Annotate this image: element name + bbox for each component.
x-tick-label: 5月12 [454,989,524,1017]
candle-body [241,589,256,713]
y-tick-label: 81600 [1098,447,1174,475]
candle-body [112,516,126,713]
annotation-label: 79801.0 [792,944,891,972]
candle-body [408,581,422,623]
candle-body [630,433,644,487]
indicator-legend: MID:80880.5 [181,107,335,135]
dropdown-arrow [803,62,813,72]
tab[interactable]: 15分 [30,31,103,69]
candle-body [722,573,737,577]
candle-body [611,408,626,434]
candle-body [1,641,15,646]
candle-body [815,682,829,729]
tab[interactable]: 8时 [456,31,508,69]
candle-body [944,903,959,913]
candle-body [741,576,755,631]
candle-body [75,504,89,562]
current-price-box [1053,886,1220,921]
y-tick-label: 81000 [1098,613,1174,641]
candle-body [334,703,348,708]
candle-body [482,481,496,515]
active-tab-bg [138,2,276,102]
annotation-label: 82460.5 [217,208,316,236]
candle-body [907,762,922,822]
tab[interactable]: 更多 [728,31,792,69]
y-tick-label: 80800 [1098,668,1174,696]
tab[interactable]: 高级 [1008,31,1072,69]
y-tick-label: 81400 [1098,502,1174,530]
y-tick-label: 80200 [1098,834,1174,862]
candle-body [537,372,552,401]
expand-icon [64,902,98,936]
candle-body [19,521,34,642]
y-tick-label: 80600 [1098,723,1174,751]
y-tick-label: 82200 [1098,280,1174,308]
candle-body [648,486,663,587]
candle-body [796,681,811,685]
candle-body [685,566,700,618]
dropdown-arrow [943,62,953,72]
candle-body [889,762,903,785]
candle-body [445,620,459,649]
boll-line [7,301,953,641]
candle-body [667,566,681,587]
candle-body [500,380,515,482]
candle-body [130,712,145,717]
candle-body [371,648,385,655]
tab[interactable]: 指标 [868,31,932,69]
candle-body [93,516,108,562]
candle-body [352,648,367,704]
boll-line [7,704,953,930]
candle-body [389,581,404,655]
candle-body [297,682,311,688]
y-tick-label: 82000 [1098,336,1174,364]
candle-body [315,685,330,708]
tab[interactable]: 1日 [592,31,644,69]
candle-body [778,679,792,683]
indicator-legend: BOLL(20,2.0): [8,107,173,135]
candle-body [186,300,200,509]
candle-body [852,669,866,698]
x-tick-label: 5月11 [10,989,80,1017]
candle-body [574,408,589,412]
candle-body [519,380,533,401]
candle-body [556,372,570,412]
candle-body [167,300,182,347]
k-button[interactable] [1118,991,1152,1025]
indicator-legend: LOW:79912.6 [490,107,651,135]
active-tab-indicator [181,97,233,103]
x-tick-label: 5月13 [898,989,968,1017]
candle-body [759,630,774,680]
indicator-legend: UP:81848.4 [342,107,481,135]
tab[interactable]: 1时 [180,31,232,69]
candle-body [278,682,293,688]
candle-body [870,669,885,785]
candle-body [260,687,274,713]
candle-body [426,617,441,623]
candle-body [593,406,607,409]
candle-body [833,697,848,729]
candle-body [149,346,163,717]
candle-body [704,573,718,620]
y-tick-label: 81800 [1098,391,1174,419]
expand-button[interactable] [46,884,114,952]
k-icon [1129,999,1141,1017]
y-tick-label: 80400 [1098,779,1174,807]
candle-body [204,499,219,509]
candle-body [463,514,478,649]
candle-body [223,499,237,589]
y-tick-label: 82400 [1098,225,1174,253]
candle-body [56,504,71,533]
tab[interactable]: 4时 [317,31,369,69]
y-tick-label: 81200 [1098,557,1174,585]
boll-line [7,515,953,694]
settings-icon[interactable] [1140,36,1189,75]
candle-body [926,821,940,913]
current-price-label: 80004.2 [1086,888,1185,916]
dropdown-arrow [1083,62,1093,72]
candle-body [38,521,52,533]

**********

EXERCISE GOAL: Please reproduce all of the rows above without any changes.

COMPLETE OUTPUT:
Annotate this image: element name + bbox for each component.
x-tick-label: 5月12 [454,989,524,1017]
candle-body [241,589,256,713]
y-tick-label: 81600 [1098,447,1174,475]
candle-body [112,516,126,713]
annotation-label: 79801.0 [792,944,891,972]
candle-body [408,581,422,623]
candle-body [630,433,644,487]
indicator-legend: MID:80880.5 [181,107,335,135]
dropdown-arrow [803,62,813,72]
tab[interactable]: 15分 [30,31,103,69]
candle-body [722,573,737,577]
candle-body [611,408,626,434]
candle-body [1,641,15,646]
candle-body [815,682,829,729]
tab[interactable]: 8时 [456,31,508,69]
candle-body [944,903,959,913]
candle-body [741,576,755,631]
candle-body [75,504,89,562]
current-price-box [1053,886,1220,921]
y-tick-label: 81000 [1098,613,1174,641]
candle-body [334,703,348,708]
candle-body [482,481,496,515]
active-tab-bg [138,2,276,102]
annotation-label: 82460.5 [217,208,316,236]
candle-body [907,762,922,822]
tab[interactable]: 更多 [728,31,792,69]
y-tick-label: 80800 [1098,668,1174,696]
tab[interactable]: 高级 [1008,31,1072,69]
y-tick-label: 81400 [1098,502,1174,530]
y-tick-label: 80200 [1098,834,1174,862]
candle-body [537,372,552,401]
expand-icon [64,902,98,936]
candle-body [19,521,34,642]
y-tick-label: 80600 [1098,723,1174,751]
y-tick-label: 82200 [1098,280,1174,308]
candle-body [648,486,663,587]
candle-body [796,681,811,685]
candle-body [685,566,700,618]
dropdown-arrow [943,62,953,72]
candle-body [889,762,903,785]
candle-body [445,620,459,649]
boll-line [7,301,953,641]
candle-body [667,566,681,587]
candle-body [500,380,515,482]
candle-body [130,712,145,717]
candle-body [371,648,385,655]
tab[interactable]: 指标 [868,31,932,69]
candle-body [93,516,108,562]
candle-body [352,648,367,704]
boll-line [7,704,953,930]
candle-body [389,581,404,655]
candle-body [297,682,311,688]
y-tick-label: 82000 [1098,336,1174,364]
candle-body [315,685,330,708]
tab[interactable]: 1日 [592,31,644,69]
candle-body [778,679,792,683]
indicator-legend: BOLL(20,2.0): [8,107,173,135]
candle-body [186,300,200,509]
candle-body [852,669,866,698]
x-tick-label: 5月11 [10,989,80,1017]
candle-body [574,408,589,412]
candle-body [519,380,533,401]
candle-body [556,372,570,412]
candle-body [167,300,182,347]
k-button[interactable] [1118,991,1152,1025]
indicator-legend: LOW:79912.6 [490,107,651,135]
active-tab-indicator [181,97,233,103]
x-tick-label: 5月13 [898,989,968,1017]
candle-body [759,630,774,680]
indicator-legend: UP:81848.4 [342,107,481,135]
tab[interactable]: 1时 [180,31,232,69]
candle-body [278,682,293,688]
candle-body [870,669,885,785]
candle-body [260,687,274,713]
candle-body [426,617,441,623]
candle-body [593,406,607,409]
candle-body [833,697,848,729]
candle-body [149,346,163,717]
candle-body [704,573,718,620]
y-tick-label: 81800 [1098,391,1174,419]
expand-button[interactable] [46,884,114,952]
k-icon [1129,999,1141,1017]
y-tick-label: 80400 [1098,779,1174,807]
candle-body [204,499,219,509]
candle-body [463,514,478,649]
candle-body [223,499,237,589]
y-tick-label: 82400 [1098,225,1174,253]
candle-body [56,504,71,533]
tab[interactable]: 4时 [317,31,369,69]
y-tick-label: 81200 [1098,557,1174,585]
boll-line [7,515,953,694]
settings-icon[interactable] [1140,36,1189,75]
candle-body [926,821,940,913]
current-price-label: 80004.2 [1086,888,1185,916]
dropdown-arrow [1083,62,1093,72]
candle-body [38,521,52,533]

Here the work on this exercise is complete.